**WHAT IS BEING ASKED**
Extract the lines that hold the string "transfected".

(Items from a figure collection)
— START —

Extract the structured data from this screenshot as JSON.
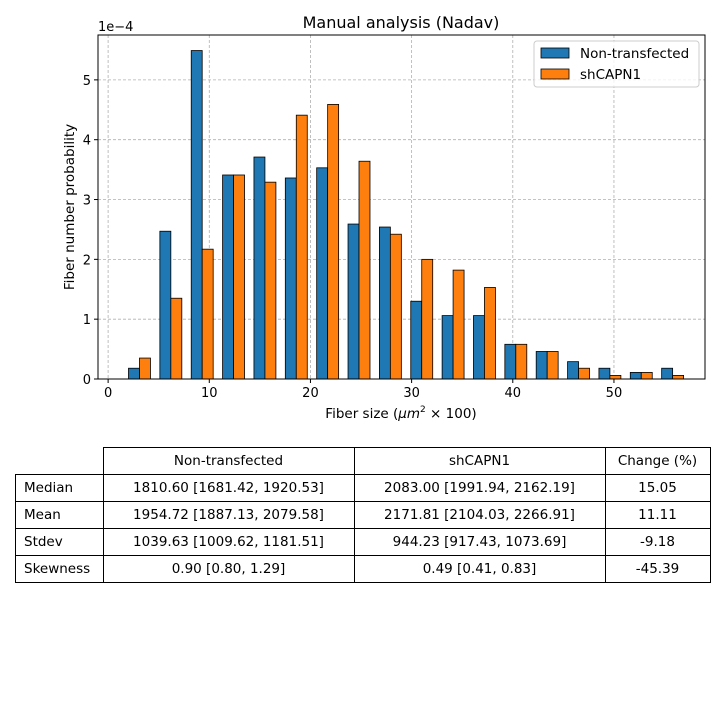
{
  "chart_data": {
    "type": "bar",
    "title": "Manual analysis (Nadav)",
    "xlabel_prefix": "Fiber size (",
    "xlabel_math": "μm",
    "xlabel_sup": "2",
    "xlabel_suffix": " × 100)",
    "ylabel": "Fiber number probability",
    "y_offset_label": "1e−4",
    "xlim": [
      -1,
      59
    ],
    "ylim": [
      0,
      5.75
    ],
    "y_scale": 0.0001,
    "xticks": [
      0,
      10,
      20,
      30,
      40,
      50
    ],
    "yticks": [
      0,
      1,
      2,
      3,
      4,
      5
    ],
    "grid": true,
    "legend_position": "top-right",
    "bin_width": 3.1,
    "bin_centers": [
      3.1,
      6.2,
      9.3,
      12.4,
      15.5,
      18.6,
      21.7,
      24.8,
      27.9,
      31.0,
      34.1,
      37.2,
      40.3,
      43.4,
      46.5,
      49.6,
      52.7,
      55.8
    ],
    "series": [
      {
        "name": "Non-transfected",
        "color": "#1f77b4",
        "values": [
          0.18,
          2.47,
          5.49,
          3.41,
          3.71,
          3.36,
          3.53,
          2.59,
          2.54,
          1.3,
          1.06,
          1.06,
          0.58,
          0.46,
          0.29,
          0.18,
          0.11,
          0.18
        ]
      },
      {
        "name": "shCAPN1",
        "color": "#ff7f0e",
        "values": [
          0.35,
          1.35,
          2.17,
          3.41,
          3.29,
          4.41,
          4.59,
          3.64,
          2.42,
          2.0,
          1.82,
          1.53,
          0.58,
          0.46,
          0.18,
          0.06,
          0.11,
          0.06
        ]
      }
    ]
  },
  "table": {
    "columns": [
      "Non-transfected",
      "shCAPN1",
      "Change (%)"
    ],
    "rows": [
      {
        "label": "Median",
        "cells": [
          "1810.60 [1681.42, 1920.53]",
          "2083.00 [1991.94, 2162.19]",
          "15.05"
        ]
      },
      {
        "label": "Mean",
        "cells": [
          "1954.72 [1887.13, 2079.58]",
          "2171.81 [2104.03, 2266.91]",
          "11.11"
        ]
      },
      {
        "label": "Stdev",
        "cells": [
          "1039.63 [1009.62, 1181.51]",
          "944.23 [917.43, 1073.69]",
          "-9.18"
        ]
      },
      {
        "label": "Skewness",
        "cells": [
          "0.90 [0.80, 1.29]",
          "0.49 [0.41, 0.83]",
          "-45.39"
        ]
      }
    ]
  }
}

— END —

**ANSWER TO THIS PROBLEM**
        "name": "Non-transfected",
      "Non-transfected",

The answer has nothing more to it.